** BEGIN **

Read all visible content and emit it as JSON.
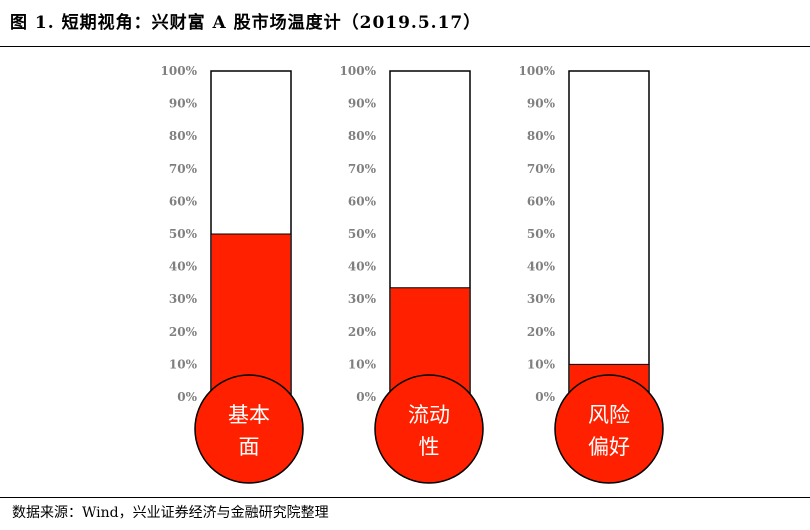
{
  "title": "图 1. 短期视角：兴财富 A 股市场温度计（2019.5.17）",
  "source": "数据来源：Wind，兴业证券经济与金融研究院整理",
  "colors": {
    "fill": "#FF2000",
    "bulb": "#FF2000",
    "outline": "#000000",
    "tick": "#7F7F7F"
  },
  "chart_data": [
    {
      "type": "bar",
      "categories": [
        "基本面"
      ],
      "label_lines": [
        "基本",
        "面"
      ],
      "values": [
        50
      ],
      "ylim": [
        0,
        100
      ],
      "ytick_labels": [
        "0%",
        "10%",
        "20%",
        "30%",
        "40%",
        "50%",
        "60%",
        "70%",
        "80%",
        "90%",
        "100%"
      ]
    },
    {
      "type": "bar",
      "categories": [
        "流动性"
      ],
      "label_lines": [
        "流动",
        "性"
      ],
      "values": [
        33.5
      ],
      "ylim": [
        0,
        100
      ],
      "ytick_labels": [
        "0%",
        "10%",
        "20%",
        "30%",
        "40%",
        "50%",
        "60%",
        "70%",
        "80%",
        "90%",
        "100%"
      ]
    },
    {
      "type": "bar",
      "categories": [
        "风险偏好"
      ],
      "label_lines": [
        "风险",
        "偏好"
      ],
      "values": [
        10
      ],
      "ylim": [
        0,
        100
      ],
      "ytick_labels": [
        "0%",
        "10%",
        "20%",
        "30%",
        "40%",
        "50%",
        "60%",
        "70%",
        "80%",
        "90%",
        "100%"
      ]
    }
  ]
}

** END **
** BEGIN **

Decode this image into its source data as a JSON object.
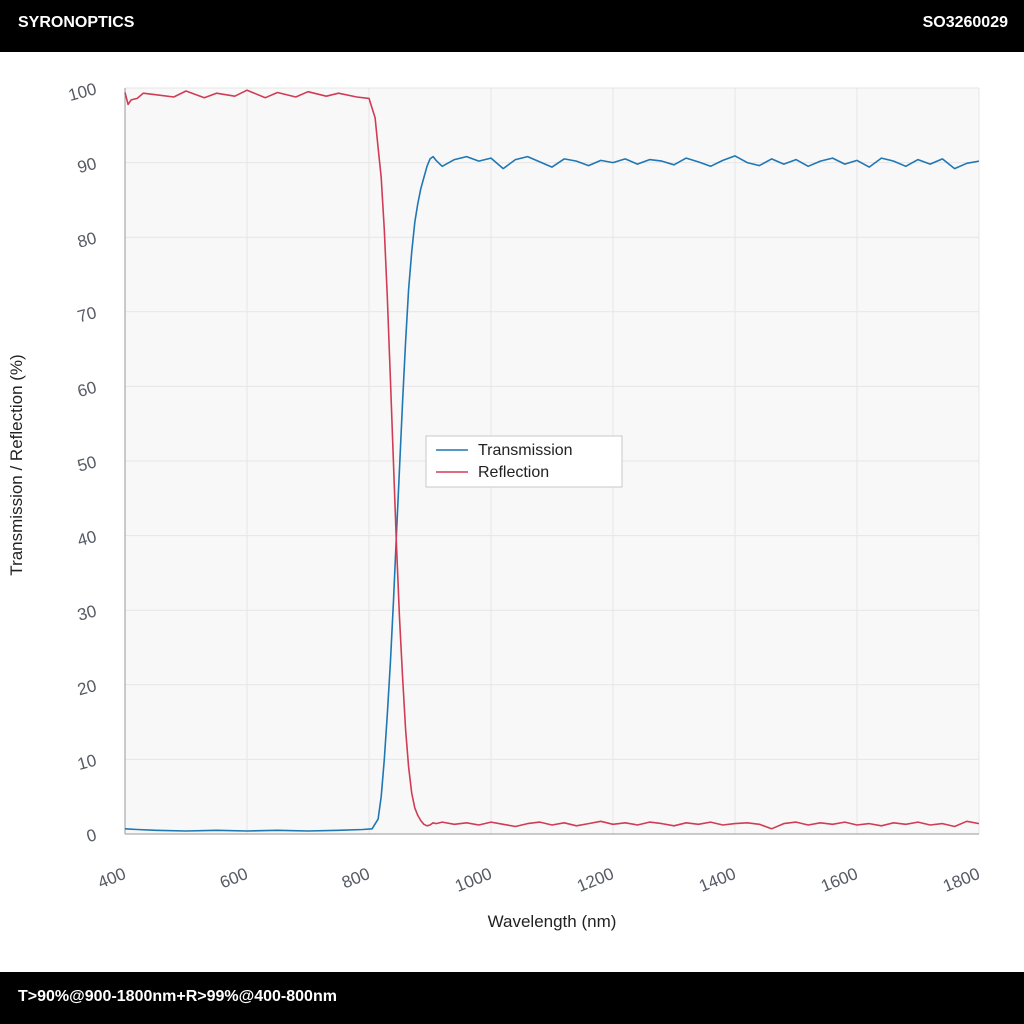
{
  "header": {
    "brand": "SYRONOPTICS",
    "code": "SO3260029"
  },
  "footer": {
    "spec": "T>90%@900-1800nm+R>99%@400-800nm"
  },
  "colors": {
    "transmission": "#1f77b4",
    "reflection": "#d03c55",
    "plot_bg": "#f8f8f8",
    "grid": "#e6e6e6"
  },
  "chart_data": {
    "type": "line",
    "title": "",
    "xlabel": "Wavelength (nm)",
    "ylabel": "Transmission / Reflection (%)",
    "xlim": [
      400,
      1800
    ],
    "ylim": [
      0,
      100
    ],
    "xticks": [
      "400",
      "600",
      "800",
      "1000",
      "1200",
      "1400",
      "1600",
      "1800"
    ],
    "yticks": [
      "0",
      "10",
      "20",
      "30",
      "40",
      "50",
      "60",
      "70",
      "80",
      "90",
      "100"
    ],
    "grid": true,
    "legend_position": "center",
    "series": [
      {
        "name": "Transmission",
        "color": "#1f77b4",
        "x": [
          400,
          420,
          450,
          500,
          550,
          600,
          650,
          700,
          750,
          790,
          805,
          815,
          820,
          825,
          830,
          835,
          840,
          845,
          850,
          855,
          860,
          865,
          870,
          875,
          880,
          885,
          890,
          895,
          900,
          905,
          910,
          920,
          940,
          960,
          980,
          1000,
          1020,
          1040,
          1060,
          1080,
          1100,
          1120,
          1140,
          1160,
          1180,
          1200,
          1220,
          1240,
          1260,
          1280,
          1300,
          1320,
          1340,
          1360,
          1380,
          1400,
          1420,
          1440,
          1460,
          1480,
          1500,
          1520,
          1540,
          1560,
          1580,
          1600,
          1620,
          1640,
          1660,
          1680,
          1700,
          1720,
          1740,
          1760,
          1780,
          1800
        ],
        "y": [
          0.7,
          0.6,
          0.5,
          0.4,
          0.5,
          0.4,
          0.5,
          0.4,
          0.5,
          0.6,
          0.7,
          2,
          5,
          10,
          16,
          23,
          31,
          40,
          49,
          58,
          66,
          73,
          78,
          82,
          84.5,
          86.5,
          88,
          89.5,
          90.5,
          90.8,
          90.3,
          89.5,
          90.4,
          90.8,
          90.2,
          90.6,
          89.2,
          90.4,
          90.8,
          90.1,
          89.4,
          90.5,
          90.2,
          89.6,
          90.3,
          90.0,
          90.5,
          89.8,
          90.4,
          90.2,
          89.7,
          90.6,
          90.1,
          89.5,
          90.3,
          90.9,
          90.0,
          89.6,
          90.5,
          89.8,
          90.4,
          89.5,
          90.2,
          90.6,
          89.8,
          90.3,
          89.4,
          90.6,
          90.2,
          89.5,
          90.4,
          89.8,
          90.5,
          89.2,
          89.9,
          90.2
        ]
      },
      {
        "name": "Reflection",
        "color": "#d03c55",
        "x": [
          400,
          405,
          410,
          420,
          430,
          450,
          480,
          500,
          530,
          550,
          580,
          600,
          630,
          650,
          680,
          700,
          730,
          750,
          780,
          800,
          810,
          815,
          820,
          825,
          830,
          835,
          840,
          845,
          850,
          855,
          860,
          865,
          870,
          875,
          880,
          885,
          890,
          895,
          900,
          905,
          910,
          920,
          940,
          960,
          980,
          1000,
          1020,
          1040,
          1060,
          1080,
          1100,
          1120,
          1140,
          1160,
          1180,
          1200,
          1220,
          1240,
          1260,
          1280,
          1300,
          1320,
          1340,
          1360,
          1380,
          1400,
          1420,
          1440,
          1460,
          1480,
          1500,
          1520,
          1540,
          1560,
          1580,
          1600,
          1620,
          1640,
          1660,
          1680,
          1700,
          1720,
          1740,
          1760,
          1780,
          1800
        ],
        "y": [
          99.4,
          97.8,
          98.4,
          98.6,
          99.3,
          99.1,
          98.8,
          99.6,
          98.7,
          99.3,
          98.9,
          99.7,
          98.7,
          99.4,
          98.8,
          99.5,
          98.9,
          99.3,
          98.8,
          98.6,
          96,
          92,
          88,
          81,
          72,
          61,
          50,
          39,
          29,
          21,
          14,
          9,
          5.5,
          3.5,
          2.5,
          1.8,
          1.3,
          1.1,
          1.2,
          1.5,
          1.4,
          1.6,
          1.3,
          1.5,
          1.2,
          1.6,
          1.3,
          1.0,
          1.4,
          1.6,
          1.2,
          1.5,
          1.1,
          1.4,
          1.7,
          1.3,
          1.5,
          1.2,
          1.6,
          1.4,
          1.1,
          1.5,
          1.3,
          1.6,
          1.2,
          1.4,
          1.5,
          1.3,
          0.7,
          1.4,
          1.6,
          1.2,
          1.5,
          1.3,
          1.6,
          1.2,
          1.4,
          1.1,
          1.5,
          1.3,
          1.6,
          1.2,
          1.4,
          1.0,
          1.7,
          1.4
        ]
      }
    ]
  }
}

** END **

What you have to do
Scan the data for the word "name" and copy every line where it shows up.

Task answer
        "name": "Transmission",
        "name": "Reflection",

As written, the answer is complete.